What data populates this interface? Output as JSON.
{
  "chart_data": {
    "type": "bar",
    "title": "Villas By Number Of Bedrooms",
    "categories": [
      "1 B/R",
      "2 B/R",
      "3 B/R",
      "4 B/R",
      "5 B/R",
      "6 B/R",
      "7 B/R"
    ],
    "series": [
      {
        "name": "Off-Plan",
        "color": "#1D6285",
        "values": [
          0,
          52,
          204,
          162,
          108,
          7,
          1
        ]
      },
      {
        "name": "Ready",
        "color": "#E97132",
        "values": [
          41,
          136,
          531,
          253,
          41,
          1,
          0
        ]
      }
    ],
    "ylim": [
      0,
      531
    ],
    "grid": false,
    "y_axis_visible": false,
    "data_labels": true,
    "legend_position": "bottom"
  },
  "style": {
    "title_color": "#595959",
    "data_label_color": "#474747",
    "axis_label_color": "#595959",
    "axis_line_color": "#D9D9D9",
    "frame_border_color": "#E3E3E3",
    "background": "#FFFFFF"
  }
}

******************************

● **Short task**:
Extract the complete listing verbatim.

● **Result for this exercise**:
What data populates this interface? Output as JSON.
{
  "chart_data": {
    "type": "bar",
    "title": "Villas By Number Of Bedrooms",
    "categories": [
      "1 B/R",
      "2 B/R",
      "3 B/R",
      "4 B/R",
      "5 B/R",
      "6 B/R",
      "7 B/R"
    ],
    "series": [
      {
        "name": "Off-Plan",
        "color": "#1D6285",
        "values": [
          0,
          52,
          204,
          162,
          108,
          7,
          1
        ]
      },
      {
        "name": "Ready",
        "color": "#E97132",
        "values": [
          41,
          136,
          531,
          253,
          41,
          1,
          0
        ]
      }
    ],
    "ylim": [
      0,
      531
    ],
    "grid": false,
    "y_axis_visible": false,
    "data_labels": true,
    "legend_position": "bottom"
  },
  "style": {
    "title_color": "#595959",
    "data_label_color": "#474747",
    "axis_label_color": "#595959",
    "axis_line_color": "#D9D9D9",
    "frame_border_color": "#E3E3E3",
    "background": "#FFFFFF"
  }
}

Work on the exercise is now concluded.